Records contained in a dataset
— START —

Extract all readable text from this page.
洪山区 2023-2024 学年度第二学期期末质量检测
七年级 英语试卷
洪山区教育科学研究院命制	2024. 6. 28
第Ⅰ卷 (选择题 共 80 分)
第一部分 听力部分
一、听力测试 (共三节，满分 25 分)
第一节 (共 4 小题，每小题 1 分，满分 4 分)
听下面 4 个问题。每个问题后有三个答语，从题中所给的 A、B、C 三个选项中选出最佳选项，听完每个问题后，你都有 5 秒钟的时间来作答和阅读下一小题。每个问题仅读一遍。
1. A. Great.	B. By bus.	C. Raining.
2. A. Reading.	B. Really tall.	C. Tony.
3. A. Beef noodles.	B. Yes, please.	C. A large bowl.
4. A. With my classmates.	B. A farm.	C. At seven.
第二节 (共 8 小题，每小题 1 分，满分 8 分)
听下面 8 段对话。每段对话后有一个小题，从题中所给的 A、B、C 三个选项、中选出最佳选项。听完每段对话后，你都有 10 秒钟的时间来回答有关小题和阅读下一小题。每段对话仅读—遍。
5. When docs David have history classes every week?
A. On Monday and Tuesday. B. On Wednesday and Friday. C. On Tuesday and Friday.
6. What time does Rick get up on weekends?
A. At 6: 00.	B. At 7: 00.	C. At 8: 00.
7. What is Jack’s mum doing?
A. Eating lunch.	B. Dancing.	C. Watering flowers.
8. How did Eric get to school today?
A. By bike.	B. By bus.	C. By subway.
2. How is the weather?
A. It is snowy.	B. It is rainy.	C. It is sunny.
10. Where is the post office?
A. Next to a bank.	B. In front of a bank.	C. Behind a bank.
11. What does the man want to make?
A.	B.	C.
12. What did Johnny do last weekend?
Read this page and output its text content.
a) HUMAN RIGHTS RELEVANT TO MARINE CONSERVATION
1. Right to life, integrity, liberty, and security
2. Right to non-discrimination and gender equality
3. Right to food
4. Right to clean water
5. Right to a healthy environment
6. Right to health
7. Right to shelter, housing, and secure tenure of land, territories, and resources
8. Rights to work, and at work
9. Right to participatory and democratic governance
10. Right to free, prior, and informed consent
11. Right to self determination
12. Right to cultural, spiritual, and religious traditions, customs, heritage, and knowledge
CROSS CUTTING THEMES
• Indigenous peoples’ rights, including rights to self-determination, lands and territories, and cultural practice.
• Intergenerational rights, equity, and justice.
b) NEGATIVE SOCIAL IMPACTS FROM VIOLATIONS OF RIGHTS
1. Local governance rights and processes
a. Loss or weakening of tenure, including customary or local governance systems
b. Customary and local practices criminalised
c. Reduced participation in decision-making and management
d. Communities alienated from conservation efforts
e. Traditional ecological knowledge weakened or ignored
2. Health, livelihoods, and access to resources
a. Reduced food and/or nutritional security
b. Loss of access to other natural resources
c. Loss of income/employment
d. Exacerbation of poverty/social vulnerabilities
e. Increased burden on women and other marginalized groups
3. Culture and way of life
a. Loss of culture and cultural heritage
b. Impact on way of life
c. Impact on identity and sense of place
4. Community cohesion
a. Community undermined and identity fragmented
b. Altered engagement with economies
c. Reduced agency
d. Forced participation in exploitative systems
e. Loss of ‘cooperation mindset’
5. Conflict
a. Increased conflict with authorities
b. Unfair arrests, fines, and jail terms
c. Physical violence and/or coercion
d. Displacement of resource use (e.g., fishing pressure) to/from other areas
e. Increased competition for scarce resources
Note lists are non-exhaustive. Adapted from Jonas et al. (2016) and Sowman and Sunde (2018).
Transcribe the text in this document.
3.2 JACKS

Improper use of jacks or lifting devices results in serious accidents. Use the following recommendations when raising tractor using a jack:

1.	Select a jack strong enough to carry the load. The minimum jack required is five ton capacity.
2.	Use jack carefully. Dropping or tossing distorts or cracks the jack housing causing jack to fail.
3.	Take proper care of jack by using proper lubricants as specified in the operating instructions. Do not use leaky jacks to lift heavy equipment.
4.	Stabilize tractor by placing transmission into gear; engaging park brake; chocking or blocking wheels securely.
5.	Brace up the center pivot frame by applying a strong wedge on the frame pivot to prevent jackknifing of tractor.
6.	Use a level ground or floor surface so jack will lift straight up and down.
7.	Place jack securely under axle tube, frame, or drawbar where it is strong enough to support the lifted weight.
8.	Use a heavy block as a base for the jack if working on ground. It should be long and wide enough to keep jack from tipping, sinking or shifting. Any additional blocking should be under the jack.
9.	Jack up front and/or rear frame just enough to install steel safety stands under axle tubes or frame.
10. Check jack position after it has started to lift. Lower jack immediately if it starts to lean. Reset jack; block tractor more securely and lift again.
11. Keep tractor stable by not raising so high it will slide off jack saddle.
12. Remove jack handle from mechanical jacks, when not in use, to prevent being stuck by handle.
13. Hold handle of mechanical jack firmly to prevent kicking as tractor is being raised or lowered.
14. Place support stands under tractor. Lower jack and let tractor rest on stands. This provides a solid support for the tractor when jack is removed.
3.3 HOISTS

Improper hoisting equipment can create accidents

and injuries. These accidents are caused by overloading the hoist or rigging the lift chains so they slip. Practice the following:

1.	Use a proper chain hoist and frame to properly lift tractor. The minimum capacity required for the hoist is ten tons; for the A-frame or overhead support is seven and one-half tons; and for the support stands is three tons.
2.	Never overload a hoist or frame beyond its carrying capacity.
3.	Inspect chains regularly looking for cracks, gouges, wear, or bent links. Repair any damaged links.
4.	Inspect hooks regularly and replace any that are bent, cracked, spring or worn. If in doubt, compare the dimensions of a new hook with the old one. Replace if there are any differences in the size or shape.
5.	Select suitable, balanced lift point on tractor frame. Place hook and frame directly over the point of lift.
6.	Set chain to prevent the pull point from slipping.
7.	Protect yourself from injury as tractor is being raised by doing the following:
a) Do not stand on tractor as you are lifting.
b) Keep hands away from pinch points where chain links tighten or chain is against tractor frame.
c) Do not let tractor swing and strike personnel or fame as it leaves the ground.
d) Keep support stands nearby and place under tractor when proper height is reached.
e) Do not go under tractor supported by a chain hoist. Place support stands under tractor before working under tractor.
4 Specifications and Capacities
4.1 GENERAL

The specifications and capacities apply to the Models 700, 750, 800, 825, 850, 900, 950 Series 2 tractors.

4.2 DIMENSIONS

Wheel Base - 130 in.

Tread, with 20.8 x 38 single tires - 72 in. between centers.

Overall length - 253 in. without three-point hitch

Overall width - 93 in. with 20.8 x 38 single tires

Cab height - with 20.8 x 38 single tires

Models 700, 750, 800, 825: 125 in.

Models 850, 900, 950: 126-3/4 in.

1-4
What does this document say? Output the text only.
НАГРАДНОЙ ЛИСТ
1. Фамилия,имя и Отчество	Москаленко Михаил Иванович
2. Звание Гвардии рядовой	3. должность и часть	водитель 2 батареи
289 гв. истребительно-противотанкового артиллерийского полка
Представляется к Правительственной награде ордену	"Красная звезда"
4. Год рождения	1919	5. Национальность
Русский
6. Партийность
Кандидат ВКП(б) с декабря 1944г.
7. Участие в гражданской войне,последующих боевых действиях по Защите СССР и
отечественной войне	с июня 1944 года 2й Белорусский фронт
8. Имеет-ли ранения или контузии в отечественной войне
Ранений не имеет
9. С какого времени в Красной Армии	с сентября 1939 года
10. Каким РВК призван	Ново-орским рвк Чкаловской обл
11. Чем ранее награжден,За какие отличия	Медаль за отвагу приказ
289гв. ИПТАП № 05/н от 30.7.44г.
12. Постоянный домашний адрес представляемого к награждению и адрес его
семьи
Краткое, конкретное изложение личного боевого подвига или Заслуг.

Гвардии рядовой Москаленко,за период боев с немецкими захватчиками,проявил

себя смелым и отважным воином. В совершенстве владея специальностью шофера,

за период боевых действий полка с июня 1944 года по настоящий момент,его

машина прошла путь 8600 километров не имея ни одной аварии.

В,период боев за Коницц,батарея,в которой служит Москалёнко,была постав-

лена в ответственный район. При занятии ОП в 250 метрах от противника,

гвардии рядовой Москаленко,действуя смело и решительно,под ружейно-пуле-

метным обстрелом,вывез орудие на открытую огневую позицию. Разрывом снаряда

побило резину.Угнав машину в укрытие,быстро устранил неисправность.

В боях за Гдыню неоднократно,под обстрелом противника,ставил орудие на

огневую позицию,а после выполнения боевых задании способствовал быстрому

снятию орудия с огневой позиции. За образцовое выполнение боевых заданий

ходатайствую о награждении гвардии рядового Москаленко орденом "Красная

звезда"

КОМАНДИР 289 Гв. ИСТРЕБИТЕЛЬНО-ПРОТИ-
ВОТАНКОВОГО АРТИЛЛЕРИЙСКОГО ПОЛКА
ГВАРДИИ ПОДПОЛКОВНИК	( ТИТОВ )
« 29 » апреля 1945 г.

— END —

REQUEST: From the entries above, select each line containing the string "identity".

RESULT FOR THIS EXERCISE:
c. Impact on identity and sense of place
a. Community undermined and identity fragmented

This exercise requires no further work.